• TASKS TO PERFORM:
a - Which components does the script conversion text list for system 1100?
b - Write the next passage of the script conversion text, picking up after its final sentence.
>> Start SOURCE TEXT
FIG. 9B illustrates a method 990 for determining if a function is defined as discussed above with respect to steps 940 and 950 of method 900. A determination is made as to whether the function is in a standard library (also called a native library) at step 992. If the function is in the standard library, operation continues to step 993 wherein the function is determined to be defined. If the function is not in the standard library, a determination is made at step 994 as to whether the function is in a custom library. If the function is found in the custom library, the library is converted to the source script format at step 997, if needed. In one embodiment, conversion of the library of functions can be performed in a similar manner as conversion of a script. If the function is not found in the custom library at step 994, the function is not defined (step 996).

FIG. 10 illustrates an embodiment of a method 1000 for performing post-conversion script configuration as in step 350 of method 300. Compilation of the generated target software script is performed at step 1010. Compilation may be performed by the script compilation software. In one embodiment, this is performed to determine if there are any errors in the generated target script.

Corrections to be made in the target script are determined at step 1020. The needed corrections may be associated with an error in the target script. Errors may be determined from compilation, lines in the source script that were commented out, or otherwise determined from an error log, debug log or some other log. The errors may include duplicate objects, missing statements, parameters or resources, and RunAction settings. These errors are discussed in more detail below. Next, the target software script is corrected at step 1030. This may be done manually or automatically as desired by a user.

FIG. 11A illustrates a system 1100 for automatically correcting a target script. System 1100 includes correction script 1101, first script engine 1102, second script engine 1103 and target script 1104. Target script 1104 is target script 150 of FIG. 1 and is generated from a source script by a script conversion system such as script conversion system 100 of FIG. 1. In one embodiment, first script engine 1102 and second script engine 1103 may be implemented with software testing application A 162 and software testing application B 164 of FIG. 1, respectively. System 1100 may be used to correct target script 1104 when a script engine used to correct a target script, such as second script engine 1103, is unable to simultaneously execute a correction script and correct or modify a target script.

Correction script 1101 is used to perform corrections to target script 1104. The commands within correction script 1101 cause first script engine 1102 to control second script engine 1103. When first script engine 1102 executes correction script 1101, first script engine 1102 causes second script engine 1103 to correct target script 1104. For example, first script engine 1102 may be implemented using WinRunner and second script engine 1103 may be implemented using QTP. In this case, WinRunner may execute a correction script 1101 in TSL format and cause QTP to correct target script 1104 in VBS format. This is discussed in more detail below with respect to method 1105 of FIG. 11B.

FIG. 11B illustrates an embodiment of a method 1105 for automatically correcting errors in a generated target script file as in step 1030 of method 1000. A correction script is generated to correct the target script errors at step 1110. In one embodiment, the correction script is generated by script generation engine 125 of FIG. 1 from target script processing information such as target script compilation files, information retrieved from parsing the target script, error and other logs generated while creating the target script, and other information. Generation of a correction script is discussed in more detail below. The first script engine executes the correction script to control a second script engine at step 1120. When executed by the first script engine, correction script commands cause the first script engine to provide input to the second script engine. The input is associated with corrections and/or other modifications to be made to target script 1104.

The second script engine corrects the target script at step 1130. The second script engine performs the correction in response to receiving input from the first script engine at step 1120. The input causes the second script engine to access and correct the target script. Examples of corrections that can be made to a target script include inserting actions, configuring parameter and action settings, and adding resources. These and other examples of target script corrections are discussed in more detail below.
>> End SOURCE TEXT
>> Start ITEMS
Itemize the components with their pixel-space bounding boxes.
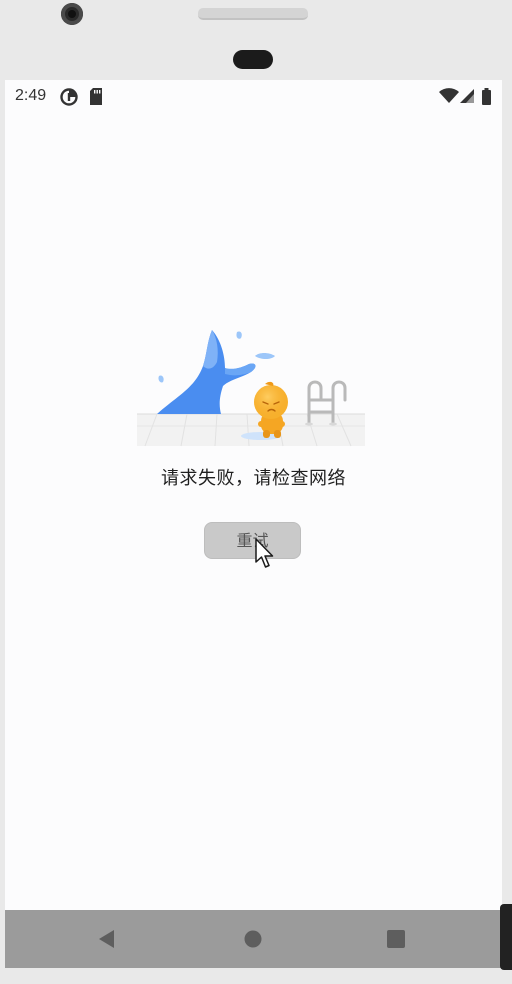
data-saver-icon — [60, 88, 78, 106]
screen: 2:49 请求失败，请检查网络 重试 — [5, 80, 502, 968]
home-button[interactable] — [240, 926, 266, 952]
recents-icon — [387, 930, 405, 948]
side-handle — [500, 904, 512, 970]
mouse-cursor-icon — [255, 538, 274, 568]
wifi-icon — [439, 88, 459, 103]
status-time: 2:49 — [15, 87, 47, 104]
network-error-illustration — [137, 330, 365, 447]
pool-floor — [137, 413, 365, 447]
status-bar: 2:49 — [5, 80, 502, 112]
retry-button[interactable]: 重试 — [204, 522, 301, 559]
front-camera — [61, 3, 83, 25]
proximity-sensor — [233, 50, 273, 69]
sd-card-icon — [90, 88, 102, 105]
back-icon — [99, 930, 114, 948]
battery-icon — [482, 88, 491, 105]
earpiece-speaker — [198, 8, 308, 20]
navigation-bar — [5, 910, 502, 968]
device-frame: 2:49 请求失败，请检查网络 重试 — [0, 0, 512, 984]
error-message: 请求失败，请检查网络 — [161, 468, 346, 489]
signal-icon — [460, 89, 474, 103]
recents-button[interactable] — [383, 926, 409, 952]
home-icon — [244, 930, 262, 948]
back-button[interactable] — [94, 926, 120, 952]
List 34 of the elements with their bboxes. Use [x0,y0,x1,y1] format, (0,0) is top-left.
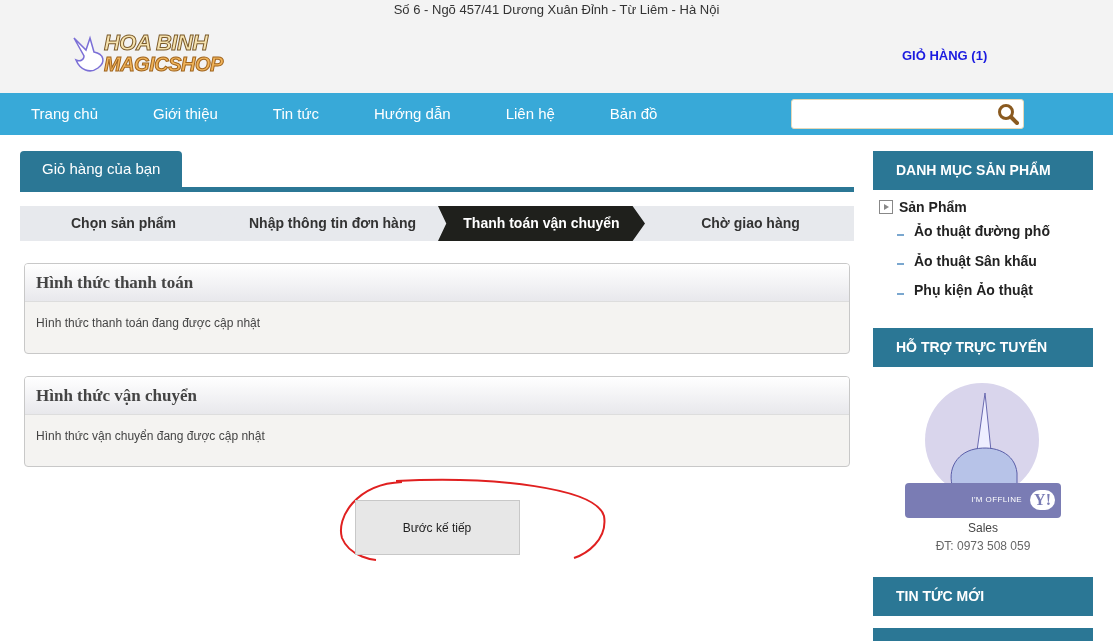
>> End ITEMS
• TASK RESPONSES:
a - correction script 1101, first script engine 1102, second script engine 1103, target script 1104

b -
FIG. 12 illustrates a method 1200 for generating a correction script to correct target script errors as in step 1110 of method 1105. A target script is parsed at step 1210. In one embodiment, the script is parsed by script generation software such as script conversion system 100 of FIG. 1. The target script is parsed to determine any errors, duplicate objects, actions, parameters, and resources within the script that may need to be corrected. The correction script is constructed based on the parsed target script information and the source script from which the target script was generated. In one embodiment, steps 1220-1250 for generating script commands in the correction script are performed by script generation engine 125 of FIG. 1.

Commands to insert actions into the target script are generated at step 1220. An action is one or script commands that perform one or more steps. For example, an action of clicking on a mouse button on a web page may consist of a first script command that positions the cursor over the mouse button and a second script command that provides a mouse select input at the selected mouse position. In VBS format, an action may be called within a script (similar to a function). Generation of script commands to insert actions into a target script may include detecting action calls in the target script. Once actions are detected, a current action path for the actions is determined. The action path indicates the location of the action within a file directory. In one embodiment, the current actions path is retrieved from a look-up table. Once the current action path for a called action is determined, the current action path for the detected action is inserted into the target script.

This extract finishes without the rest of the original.